%%

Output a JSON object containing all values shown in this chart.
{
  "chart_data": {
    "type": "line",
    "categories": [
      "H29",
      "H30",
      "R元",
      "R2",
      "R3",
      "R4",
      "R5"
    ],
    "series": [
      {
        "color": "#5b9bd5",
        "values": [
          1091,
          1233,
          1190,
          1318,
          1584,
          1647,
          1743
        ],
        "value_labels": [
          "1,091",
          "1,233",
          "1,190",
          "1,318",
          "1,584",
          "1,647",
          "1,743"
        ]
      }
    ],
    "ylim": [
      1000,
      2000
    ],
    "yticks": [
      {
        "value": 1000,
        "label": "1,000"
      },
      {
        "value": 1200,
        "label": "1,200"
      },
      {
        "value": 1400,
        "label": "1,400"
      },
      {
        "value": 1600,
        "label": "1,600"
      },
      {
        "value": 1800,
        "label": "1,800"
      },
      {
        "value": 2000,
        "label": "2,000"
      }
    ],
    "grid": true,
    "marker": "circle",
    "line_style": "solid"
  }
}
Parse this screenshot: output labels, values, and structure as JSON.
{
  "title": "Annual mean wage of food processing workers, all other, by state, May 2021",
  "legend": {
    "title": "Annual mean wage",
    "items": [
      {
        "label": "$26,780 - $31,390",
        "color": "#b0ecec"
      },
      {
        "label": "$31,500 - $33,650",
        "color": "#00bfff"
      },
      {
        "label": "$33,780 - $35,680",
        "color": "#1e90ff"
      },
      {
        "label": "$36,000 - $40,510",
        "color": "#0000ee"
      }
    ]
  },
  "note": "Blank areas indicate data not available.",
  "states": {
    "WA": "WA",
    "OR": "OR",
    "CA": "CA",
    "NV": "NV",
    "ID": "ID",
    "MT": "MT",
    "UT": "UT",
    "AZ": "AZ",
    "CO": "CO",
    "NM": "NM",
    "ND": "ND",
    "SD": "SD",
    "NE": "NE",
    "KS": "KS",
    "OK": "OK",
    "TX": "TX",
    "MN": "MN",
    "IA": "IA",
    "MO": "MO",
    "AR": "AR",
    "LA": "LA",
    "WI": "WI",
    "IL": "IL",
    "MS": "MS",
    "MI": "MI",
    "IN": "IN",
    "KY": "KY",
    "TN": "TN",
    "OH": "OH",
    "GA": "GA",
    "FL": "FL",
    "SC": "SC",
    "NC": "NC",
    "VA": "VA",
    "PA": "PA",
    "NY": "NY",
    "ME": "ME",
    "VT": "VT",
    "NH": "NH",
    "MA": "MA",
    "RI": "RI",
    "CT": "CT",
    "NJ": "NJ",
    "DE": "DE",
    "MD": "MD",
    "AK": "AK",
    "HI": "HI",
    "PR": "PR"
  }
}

%%

Scan the entries above for the word "title" and collect each line holding it.

  "title": "Annual mean wage of food processing workers, all other, by state, May 2021",
    "title": "Annual mean wage",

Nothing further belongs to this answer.